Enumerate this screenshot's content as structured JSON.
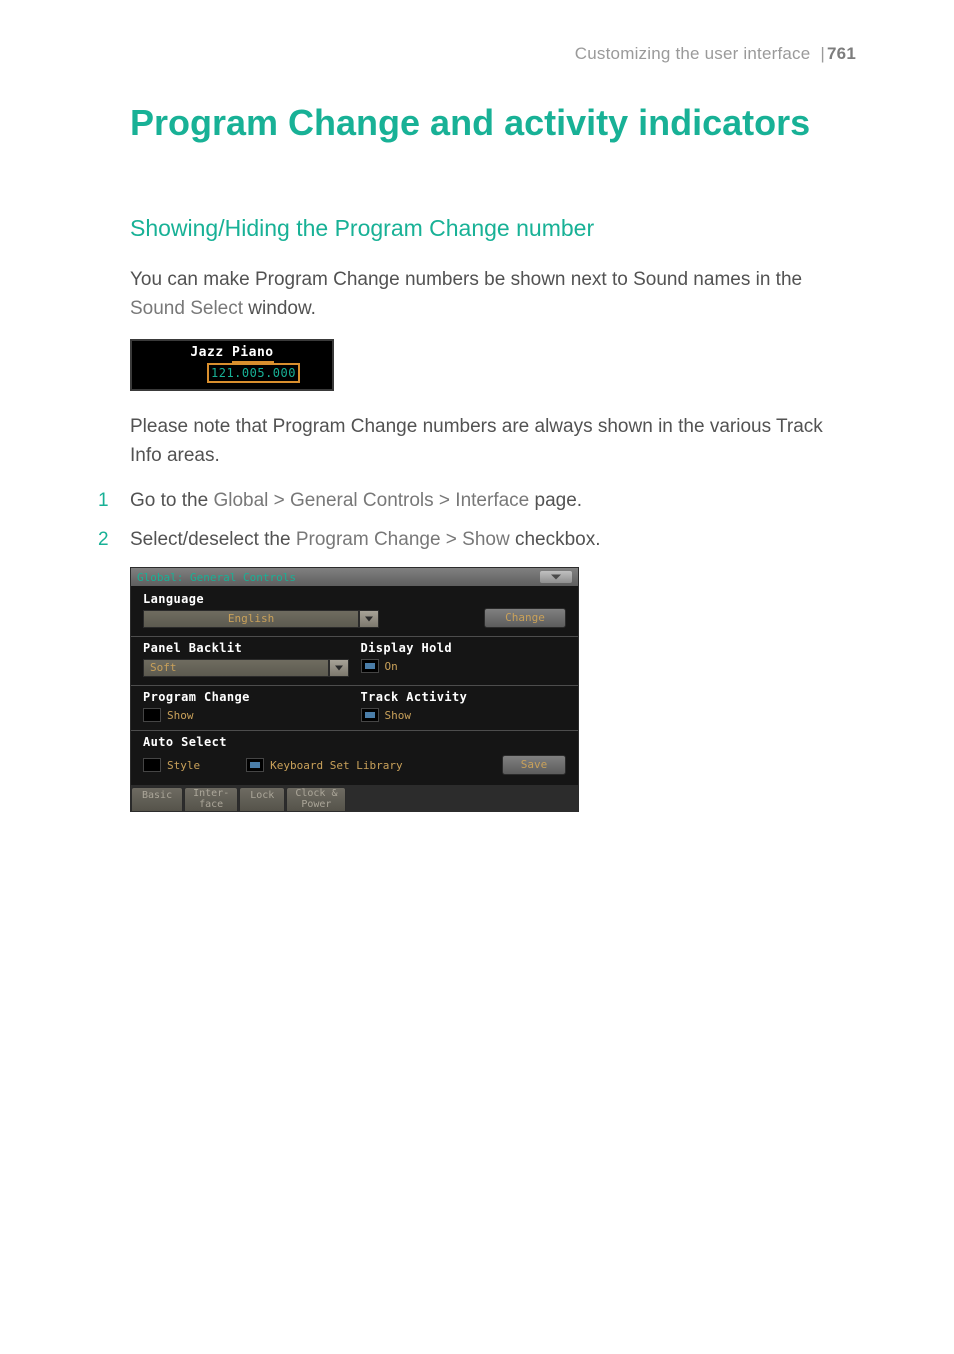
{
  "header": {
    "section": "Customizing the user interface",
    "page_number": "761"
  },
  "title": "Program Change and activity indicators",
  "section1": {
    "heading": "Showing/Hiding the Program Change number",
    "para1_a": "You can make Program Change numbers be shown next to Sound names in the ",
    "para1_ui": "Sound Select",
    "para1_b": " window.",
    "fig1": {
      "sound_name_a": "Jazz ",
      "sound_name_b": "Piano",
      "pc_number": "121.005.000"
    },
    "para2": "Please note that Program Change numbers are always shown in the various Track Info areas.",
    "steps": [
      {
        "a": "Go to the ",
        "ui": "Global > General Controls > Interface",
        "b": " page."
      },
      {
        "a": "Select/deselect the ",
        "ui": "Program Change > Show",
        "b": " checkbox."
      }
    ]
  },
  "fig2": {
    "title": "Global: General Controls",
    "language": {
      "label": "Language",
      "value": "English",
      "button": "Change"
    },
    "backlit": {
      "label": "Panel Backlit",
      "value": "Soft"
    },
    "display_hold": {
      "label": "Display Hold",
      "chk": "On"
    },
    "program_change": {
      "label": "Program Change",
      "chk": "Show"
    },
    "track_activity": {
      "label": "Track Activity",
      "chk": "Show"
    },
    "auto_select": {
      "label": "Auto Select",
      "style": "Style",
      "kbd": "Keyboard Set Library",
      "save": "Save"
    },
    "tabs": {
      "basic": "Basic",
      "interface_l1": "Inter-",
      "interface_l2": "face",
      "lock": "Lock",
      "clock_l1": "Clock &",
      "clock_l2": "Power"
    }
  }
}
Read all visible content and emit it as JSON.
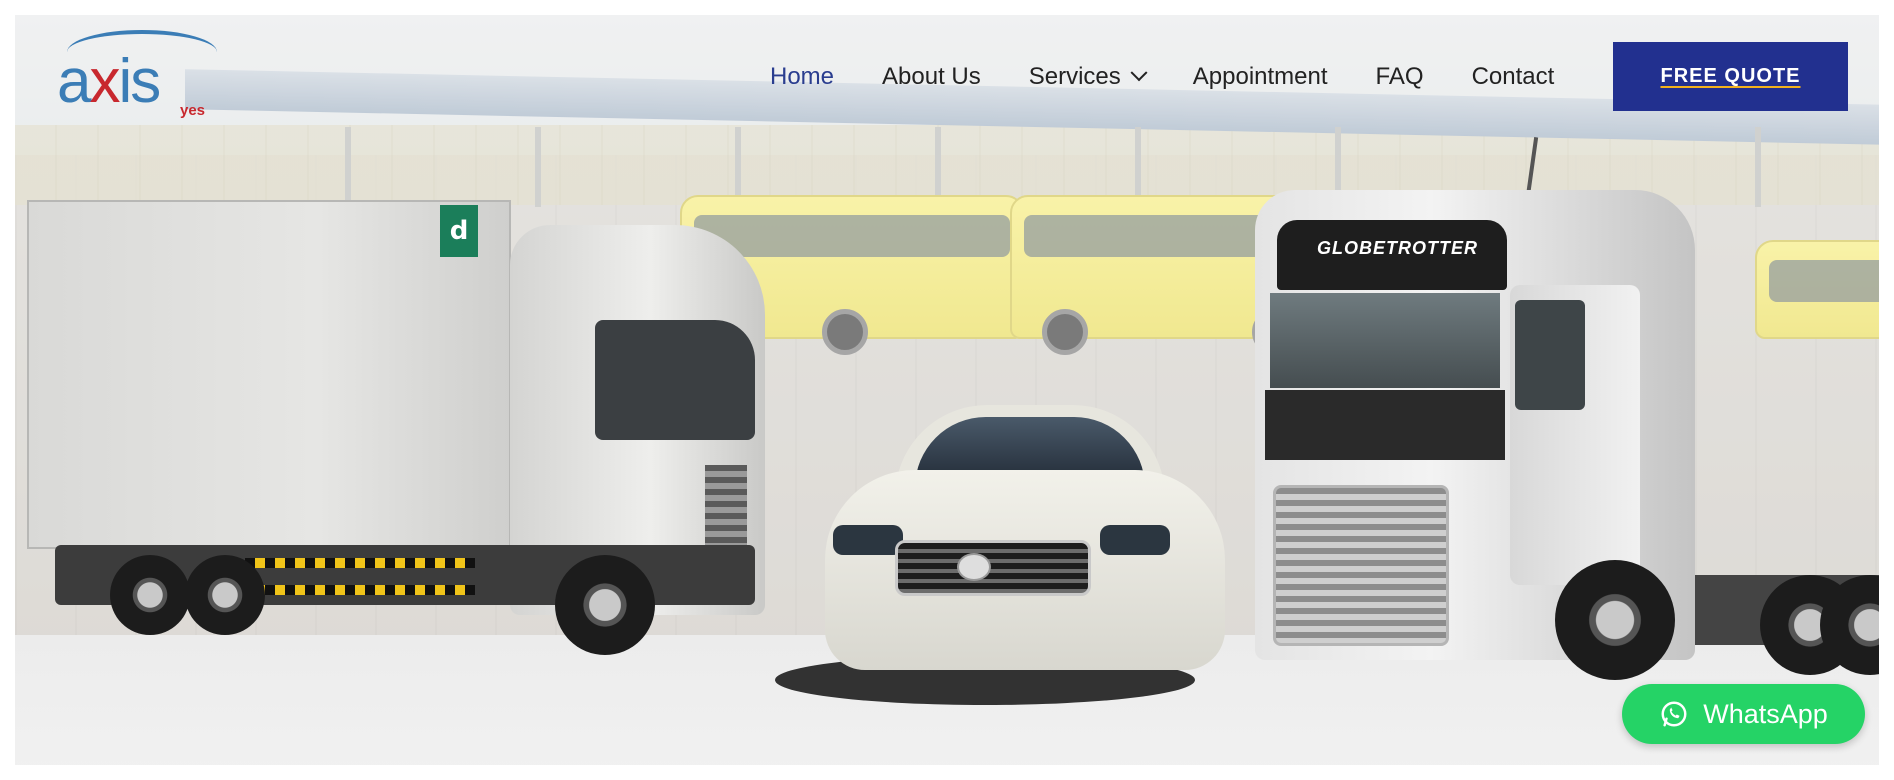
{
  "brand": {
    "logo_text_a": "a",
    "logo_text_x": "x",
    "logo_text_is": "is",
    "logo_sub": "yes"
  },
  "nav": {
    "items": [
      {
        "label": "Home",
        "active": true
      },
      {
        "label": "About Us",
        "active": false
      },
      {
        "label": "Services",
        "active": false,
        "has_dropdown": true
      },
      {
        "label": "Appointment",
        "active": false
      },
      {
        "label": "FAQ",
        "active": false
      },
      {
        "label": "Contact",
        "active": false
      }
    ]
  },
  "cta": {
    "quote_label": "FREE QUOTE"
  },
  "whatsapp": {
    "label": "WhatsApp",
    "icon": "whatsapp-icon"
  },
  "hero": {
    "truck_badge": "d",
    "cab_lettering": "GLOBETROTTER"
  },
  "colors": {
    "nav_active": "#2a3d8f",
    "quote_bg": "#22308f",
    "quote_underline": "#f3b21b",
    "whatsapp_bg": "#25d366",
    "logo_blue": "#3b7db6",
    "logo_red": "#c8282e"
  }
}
--*--
**Requirements**
Copy the data exactly. Any picture it contains is to be omitted.

**Answer to this exercise**
Enumerate this screenshot's content as structured JSON.
{
  "header": {
    "section": "Customizing the user interface",
    "page_number": "761"
  },
  "title": "Program Change and activity indicators",
  "section1": {
    "heading": "Showing/Hiding the Program Change number",
    "para1_a": "You can make Program Change numbers be shown next to Sound names in the ",
    "para1_ui": "Sound Select",
    "para1_b": " window.",
    "fig1": {
      "sound_name_a": "Jazz ",
      "sound_name_b": "Piano",
      "pc_number": "121.005.000"
    },
    "para2": "Please note that Program Change numbers are always shown in the various Track Info areas.",
    "steps": [
      {
        "a": "Go to the ",
        "ui": "Global > General Controls > Interface",
        "b": " page."
      },
      {
        "a": "Select/deselect the ",
        "ui": "Program Change > Show",
        "b": " checkbox."
      }
    ]
  },
  "fig2": {
    "title": "Global: General Controls",
    "language": {
      "label": "Language",
      "value": "English",
      "button": "Change"
    },
    "backlit": {
      "label": "Panel Backlit",
      "value": "Soft"
    },
    "display_hold": {
      "label": "Display Hold",
      "chk": "On"
    },
    "program_change": {
      "label": "Program Change",
      "chk": "Show"
    },
    "track_activity": {
      "label": "Track Activity",
      "chk": "Show"
    },
    "auto_select": {
      "label": "Auto Select",
      "style": "Style",
      "kbd": "Keyboard Set Library",
      "save": "Save"
    },
    "tabs": {
      "basic": "Basic",
      "interface_l1": "Inter-",
      "interface_l2": "face",
      "lock": "Lock",
      "clock_l1": "Clock &",
      "clock_l2": "Power"
    }
  }
}
Read all visible content and emit it as JSON.
{
  "brand": {
    "logo_text_a": "a",
    "logo_text_x": "x",
    "logo_text_is": "is",
    "logo_sub": "yes"
  },
  "nav": {
    "items": [
      {
        "label": "Home",
        "active": true
      },
      {
        "label": "About Us",
        "active": false
      },
      {
        "label": "Services",
        "active": false,
        "has_dropdown": true
      },
      {
        "label": "Appointment",
        "active": false
      },
      {
        "label": "FAQ",
        "active": false
      },
      {
        "label": "Contact",
        "active": false
      }
    ]
  },
  "cta": {
    "quote_label": "FREE QUOTE"
  },
  "whatsapp": {
    "label": "WhatsApp",
    "icon": "whatsapp-icon"
  },
  "hero": {
    "truck_badge": "d",
    "cab_lettering": "GLOBETROTTER"
  },
  "colors": {
    "nav_active": "#2a3d8f",
    "quote_bg": "#22308f",
    "quote_underline": "#f3b21b",
    "whatsapp_bg": "#25d366",
    "logo_blue": "#3b7db6",
    "logo_red": "#c8282e"
  }
}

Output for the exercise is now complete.